# Records
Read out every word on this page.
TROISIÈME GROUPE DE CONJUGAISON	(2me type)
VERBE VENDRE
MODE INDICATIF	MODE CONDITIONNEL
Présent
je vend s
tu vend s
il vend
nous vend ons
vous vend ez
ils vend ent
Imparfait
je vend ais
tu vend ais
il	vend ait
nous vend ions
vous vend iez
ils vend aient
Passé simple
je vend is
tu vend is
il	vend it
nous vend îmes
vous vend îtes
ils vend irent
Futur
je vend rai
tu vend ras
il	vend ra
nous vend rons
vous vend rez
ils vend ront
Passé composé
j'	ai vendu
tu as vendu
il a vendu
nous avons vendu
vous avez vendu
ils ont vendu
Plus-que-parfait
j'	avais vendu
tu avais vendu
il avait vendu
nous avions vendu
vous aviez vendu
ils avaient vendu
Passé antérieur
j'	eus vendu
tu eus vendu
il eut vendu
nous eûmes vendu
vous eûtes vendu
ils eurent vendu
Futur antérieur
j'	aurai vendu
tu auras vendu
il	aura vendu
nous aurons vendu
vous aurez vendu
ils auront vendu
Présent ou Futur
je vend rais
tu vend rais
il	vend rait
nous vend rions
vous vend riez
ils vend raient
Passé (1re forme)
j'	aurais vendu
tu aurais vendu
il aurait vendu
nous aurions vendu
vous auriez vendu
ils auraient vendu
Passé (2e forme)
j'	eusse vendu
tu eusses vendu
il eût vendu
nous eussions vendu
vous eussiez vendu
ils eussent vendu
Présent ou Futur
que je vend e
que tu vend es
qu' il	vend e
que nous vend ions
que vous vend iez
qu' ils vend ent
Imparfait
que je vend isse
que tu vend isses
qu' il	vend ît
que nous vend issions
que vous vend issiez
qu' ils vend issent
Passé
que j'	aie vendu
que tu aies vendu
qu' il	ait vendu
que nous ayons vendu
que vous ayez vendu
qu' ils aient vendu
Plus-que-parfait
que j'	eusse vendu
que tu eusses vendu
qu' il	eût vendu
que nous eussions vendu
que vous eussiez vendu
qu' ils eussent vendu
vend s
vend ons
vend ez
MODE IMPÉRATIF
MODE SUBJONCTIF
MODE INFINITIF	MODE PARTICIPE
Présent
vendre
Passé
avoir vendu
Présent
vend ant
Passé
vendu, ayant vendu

# Task to complete
Output all of the data again. Match it exactly.

# Answer to this exercise
Read out every word on this page.
TROISIÈME GROUPE DE CONJUGAISON	(2me type)
VERBE VENDRE
MODE INDICATIF	MODE CONDITIONNEL
Présent
je vend s
tu vend s
il vend
nous vend ons
vous vend ez
ils vend ent
Imparfait
je vend ais
tu vend ais
il	vend ait
nous vend ions
vous vend iez
ils vend aient
Passé simple
je vend is
tu vend is
il	vend it
nous vend îmes
vous vend îtes
ils vend irent
Futur
je vend rai
tu vend ras
il	vend ra
nous vend rons
vous vend rez
ils vend ront
Passé composé
j'	ai vendu
tu as vendu
il a vendu
nous avons vendu
vous avez vendu
ils ont vendu
Plus-que-parfait
j'	avais vendu
tu avais vendu
il avait vendu
nous avions vendu
vous aviez vendu
ils avaient vendu
Passé antérieur
j'	eus vendu
tu eus vendu
il eut vendu
nous eûmes vendu
vous eûtes vendu
ils eurent vendu
Futur antérieur
j'	aurai vendu
tu auras vendu
il	aura vendu
nous aurons vendu
vous aurez vendu
ils auront vendu
Présent ou Futur
je vend rais
tu vend rais
il	vend rait
nous vend rions
vous vend riez
ils vend raient
Passé (1re forme)
j'	aurais vendu
tu aurais vendu
il aurait vendu
nous aurions vendu
vous auriez vendu
ils auraient vendu
Passé (2e forme)
j'	eusse vendu
tu eusses vendu
il eût vendu
nous eussions vendu
vous eussiez vendu
ils eussent vendu
Présent ou Futur
que je vend e
que tu vend es
qu' il	vend e
que nous vend ions
que vous vend iez
qu' ils vend ent
Imparfait
que je vend isse
que tu vend isses
qu' il	vend ît
que nous vend issions
que vous vend issiez
qu' ils vend issent
Passé
que j'	aie vendu
que tu aies vendu
qu' il	ait vendu
que nous ayons vendu
que vous ayez vendu
qu' ils aient vendu
Plus-que-parfait
que j'	eusse vendu
que tu eusses vendu
qu' il	eût vendu
que nous eussions vendu
que vous eussiez vendu
qu' ils eussent vendu
vend s
vend ons
vend ez
MODE IMPÉRATIF
MODE SUBJONCTIF
MODE INFINITIF	MODE PARTICIPE
Présent
vendre
Passé
avoir vendu
Présent
vend ant
Passé
vendu, ayant vendu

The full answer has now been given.